[START SUPPLIED RECORDS]
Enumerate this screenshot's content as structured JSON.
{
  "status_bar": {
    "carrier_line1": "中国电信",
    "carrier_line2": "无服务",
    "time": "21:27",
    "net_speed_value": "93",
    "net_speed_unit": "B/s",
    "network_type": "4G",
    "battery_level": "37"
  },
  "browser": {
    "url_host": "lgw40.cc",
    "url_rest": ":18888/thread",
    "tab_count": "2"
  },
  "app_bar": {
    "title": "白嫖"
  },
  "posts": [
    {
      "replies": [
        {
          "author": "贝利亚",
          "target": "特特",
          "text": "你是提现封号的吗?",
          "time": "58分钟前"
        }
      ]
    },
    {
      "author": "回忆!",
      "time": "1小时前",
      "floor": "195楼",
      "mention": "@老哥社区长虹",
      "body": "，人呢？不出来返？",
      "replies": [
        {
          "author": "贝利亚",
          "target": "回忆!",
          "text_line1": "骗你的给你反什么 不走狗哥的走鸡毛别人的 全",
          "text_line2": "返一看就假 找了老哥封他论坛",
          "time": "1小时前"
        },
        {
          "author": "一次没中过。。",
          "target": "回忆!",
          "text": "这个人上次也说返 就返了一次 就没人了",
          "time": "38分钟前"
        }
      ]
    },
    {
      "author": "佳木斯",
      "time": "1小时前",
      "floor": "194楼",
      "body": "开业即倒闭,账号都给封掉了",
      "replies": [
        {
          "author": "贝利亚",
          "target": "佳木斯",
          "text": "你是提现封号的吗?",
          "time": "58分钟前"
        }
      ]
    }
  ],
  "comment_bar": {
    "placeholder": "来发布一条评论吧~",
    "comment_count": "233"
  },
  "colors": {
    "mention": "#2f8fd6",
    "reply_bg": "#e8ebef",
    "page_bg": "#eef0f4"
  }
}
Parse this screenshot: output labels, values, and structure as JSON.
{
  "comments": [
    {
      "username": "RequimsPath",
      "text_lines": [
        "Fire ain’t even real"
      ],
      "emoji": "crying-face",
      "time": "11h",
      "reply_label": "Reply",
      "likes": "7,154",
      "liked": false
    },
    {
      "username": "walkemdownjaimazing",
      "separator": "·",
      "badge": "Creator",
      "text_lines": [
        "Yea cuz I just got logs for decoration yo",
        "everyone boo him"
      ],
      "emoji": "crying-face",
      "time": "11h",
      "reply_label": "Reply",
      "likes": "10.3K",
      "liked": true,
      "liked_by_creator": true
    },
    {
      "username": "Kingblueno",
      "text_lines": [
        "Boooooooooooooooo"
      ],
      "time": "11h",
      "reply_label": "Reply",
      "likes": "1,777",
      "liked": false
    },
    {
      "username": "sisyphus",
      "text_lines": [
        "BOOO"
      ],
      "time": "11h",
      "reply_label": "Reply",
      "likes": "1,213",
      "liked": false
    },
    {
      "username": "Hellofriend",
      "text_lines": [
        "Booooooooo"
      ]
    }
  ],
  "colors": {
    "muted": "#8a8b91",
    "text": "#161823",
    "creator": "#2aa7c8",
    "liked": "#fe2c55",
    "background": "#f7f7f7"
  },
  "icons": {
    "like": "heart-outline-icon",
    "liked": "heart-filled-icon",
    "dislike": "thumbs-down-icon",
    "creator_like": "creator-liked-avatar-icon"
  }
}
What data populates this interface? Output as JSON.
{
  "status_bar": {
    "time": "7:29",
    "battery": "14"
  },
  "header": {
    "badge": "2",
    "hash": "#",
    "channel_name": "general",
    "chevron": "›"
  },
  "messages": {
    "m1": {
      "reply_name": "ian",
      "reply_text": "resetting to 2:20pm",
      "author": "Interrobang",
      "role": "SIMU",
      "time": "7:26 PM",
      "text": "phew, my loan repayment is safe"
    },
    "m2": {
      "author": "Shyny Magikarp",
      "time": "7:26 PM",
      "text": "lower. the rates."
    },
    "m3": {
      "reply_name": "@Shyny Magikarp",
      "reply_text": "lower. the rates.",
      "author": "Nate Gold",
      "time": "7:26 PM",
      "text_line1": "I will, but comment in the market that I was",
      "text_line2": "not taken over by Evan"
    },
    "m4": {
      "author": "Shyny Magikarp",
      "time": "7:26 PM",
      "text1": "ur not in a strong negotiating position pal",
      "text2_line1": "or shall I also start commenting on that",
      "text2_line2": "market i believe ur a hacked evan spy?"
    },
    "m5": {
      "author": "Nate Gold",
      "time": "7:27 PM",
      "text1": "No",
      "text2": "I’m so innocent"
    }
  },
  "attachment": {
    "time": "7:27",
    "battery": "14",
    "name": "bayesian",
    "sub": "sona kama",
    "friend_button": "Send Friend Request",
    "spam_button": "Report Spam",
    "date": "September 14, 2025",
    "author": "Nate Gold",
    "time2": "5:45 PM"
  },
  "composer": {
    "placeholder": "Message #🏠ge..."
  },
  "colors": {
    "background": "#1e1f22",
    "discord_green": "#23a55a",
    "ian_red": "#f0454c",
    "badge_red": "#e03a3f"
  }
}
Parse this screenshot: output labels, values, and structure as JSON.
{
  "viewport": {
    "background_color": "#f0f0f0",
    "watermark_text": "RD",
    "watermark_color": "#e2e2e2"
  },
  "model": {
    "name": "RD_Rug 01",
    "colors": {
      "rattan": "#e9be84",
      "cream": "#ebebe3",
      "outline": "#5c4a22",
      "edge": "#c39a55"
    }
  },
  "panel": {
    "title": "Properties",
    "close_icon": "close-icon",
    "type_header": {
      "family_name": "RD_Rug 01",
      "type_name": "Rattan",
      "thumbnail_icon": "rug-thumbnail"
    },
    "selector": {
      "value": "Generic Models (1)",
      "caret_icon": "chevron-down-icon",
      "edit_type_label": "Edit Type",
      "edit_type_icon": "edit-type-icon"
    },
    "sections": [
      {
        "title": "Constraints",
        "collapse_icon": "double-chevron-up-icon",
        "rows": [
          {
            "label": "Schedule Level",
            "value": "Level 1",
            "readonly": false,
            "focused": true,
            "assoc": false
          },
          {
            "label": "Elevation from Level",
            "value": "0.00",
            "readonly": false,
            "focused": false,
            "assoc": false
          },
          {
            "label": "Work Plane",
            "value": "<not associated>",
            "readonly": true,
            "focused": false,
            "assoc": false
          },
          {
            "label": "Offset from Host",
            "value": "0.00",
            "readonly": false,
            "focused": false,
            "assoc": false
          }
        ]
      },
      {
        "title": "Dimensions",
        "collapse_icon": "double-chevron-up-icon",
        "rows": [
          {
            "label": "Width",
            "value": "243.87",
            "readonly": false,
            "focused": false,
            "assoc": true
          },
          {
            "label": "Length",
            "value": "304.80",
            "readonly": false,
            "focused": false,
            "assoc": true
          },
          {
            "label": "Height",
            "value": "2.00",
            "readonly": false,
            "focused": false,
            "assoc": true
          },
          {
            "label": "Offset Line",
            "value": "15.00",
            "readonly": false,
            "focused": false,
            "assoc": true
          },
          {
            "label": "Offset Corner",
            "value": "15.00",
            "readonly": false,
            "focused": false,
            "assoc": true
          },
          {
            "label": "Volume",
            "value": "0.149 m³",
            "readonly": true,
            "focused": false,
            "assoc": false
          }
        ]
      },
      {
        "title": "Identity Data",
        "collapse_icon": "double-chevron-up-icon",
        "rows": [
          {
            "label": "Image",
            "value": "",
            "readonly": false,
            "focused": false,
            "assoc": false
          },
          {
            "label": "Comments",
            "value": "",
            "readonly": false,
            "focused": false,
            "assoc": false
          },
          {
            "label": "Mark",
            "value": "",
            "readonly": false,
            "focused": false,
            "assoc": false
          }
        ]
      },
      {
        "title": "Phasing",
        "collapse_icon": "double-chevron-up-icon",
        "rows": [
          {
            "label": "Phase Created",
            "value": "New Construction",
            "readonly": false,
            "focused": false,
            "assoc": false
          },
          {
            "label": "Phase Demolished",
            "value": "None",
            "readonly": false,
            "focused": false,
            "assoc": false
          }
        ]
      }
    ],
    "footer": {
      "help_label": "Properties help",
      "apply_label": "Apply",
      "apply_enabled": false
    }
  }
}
[END SUPPLIED RECORDS]
THE TASK
Take every line from the records above that has the word "lower" and copy it.

THE RESULT
      "text": "lower. the rates."
      "reply_text": "lower. the rates.",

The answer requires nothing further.